- EXERCISE DIRECTIONS -
Copy every line of the data that includes the string "Dawn".

::: LISTED RECORDS :::

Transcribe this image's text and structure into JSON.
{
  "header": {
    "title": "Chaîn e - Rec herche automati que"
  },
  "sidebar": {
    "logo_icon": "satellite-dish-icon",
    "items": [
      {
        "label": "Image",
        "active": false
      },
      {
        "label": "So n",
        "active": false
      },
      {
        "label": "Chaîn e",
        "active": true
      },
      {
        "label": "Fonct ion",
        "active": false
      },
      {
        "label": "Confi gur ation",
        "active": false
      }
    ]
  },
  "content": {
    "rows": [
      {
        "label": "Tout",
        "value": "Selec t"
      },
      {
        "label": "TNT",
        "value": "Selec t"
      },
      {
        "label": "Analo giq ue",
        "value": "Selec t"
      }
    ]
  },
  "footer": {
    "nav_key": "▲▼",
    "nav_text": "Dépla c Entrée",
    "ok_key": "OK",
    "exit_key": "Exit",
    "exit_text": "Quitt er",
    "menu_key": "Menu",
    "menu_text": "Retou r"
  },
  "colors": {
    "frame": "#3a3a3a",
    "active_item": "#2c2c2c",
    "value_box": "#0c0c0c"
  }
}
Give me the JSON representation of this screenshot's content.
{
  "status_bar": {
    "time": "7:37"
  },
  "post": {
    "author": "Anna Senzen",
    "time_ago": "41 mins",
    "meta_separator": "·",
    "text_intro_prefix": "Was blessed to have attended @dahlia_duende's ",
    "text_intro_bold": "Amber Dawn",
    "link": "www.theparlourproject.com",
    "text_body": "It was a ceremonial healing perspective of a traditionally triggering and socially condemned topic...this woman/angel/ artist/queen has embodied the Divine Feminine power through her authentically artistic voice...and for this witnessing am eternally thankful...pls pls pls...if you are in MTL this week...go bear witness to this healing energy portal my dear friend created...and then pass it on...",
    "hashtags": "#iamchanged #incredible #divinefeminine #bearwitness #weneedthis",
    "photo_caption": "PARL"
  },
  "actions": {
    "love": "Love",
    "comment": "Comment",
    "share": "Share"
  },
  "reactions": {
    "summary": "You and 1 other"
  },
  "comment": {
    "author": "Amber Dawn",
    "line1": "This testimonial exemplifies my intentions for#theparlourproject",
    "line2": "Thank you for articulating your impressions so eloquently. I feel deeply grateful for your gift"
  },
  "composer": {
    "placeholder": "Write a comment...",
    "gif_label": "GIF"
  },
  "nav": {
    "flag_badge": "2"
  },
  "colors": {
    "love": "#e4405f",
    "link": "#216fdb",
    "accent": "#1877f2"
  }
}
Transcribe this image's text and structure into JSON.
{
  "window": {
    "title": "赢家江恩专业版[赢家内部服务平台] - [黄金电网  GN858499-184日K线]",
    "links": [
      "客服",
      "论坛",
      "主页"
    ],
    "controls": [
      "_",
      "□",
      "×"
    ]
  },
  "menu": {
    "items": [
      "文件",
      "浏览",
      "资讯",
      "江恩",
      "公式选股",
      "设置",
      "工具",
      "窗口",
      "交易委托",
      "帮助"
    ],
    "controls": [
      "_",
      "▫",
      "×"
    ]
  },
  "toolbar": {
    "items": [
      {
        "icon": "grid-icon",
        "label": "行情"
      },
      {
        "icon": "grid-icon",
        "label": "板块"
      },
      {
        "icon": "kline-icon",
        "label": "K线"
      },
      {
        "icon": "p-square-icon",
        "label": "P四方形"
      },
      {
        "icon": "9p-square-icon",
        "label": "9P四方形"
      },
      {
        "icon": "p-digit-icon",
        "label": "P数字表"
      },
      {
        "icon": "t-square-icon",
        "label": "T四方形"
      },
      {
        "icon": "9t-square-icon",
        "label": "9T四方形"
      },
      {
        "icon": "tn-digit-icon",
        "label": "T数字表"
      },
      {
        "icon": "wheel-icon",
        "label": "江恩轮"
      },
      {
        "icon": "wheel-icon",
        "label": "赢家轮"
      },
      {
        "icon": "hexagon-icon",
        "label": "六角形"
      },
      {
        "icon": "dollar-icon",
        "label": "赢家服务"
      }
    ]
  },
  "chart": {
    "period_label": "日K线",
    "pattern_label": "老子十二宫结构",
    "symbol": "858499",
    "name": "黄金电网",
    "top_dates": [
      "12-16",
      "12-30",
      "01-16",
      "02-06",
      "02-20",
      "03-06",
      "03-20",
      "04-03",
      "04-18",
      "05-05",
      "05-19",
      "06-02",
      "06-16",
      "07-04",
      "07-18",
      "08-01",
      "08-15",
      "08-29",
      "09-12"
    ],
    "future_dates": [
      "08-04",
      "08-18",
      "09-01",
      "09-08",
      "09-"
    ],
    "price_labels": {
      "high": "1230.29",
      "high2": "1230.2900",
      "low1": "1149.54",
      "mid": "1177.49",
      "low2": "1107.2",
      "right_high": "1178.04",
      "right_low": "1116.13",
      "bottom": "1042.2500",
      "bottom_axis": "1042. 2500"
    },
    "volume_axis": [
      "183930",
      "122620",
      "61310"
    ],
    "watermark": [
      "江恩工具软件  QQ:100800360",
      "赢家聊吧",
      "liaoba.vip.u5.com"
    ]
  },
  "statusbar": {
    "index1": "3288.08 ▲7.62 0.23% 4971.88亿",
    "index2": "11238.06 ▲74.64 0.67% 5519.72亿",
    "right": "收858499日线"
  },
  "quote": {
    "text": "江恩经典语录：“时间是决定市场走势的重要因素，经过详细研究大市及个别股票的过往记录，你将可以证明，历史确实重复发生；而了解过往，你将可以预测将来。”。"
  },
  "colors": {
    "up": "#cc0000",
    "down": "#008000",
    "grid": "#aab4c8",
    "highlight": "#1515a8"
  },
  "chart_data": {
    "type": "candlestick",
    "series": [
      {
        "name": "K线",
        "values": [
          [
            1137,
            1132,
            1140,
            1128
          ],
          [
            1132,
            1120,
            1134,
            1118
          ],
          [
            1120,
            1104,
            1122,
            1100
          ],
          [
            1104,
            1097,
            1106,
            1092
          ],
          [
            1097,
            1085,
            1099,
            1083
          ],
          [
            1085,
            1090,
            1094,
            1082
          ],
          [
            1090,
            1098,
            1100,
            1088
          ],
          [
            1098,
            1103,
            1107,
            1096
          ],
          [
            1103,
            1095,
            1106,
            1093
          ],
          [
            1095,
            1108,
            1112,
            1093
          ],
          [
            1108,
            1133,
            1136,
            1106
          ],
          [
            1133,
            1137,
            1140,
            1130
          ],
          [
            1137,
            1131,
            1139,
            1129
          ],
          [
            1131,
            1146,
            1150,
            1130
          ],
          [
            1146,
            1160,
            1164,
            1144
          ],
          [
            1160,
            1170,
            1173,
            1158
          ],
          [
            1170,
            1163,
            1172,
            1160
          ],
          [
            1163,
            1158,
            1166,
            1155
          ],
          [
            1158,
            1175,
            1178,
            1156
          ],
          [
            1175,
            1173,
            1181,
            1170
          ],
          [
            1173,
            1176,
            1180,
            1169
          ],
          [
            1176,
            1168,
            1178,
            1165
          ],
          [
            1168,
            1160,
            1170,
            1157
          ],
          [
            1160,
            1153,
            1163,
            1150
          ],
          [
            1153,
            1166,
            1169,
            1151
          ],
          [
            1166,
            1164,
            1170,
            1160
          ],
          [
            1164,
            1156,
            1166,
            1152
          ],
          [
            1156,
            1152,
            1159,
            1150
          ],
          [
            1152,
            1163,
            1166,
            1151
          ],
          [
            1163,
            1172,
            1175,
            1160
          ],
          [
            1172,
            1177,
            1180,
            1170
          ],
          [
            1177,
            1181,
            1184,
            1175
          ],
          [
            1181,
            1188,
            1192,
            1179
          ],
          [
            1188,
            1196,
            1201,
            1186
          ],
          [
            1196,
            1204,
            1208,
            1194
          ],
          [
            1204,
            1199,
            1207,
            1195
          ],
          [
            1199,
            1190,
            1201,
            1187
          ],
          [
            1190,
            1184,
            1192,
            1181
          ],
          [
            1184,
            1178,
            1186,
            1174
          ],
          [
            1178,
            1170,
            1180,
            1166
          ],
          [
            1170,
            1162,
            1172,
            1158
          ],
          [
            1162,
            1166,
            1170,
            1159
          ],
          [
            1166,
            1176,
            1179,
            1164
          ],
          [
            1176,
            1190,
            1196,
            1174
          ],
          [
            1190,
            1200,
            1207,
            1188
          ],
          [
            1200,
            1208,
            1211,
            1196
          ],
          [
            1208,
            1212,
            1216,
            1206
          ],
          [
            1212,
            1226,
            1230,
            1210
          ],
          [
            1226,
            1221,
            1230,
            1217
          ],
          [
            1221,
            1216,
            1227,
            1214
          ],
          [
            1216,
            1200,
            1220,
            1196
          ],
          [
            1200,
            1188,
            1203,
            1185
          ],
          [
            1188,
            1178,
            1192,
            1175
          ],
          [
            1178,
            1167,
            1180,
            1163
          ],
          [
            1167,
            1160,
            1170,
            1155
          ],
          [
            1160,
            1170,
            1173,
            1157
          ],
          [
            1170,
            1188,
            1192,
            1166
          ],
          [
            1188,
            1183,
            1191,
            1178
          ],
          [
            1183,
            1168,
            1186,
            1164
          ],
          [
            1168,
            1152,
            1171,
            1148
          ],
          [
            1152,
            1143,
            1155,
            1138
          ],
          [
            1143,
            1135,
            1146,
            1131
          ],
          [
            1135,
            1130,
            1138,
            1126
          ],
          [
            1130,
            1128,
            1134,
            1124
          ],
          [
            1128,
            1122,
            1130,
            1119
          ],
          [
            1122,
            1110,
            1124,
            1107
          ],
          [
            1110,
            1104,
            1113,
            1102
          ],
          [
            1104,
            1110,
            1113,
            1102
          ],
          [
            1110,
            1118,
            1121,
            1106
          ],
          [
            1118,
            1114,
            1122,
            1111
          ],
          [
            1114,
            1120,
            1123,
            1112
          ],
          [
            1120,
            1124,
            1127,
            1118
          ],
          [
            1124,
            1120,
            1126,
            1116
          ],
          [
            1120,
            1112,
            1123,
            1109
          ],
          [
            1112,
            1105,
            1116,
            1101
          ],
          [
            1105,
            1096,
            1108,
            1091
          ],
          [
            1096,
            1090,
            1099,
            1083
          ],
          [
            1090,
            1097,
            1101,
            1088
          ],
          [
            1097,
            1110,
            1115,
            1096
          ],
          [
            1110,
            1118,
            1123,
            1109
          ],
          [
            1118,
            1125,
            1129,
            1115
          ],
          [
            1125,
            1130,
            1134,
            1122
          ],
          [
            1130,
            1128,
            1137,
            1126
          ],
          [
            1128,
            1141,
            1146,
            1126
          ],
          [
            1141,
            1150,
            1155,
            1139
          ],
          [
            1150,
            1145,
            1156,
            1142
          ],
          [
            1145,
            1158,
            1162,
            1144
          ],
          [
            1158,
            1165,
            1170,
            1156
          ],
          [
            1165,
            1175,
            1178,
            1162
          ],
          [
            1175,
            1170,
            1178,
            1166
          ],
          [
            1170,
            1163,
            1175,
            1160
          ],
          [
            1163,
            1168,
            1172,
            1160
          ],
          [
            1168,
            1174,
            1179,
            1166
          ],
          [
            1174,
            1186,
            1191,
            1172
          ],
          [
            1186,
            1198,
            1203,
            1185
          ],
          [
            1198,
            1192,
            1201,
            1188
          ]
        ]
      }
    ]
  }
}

:::

- COMPLETE RESPONSE -
    "text_intro_bold": "Amber Dawn",
    "author": "Amber Dawn",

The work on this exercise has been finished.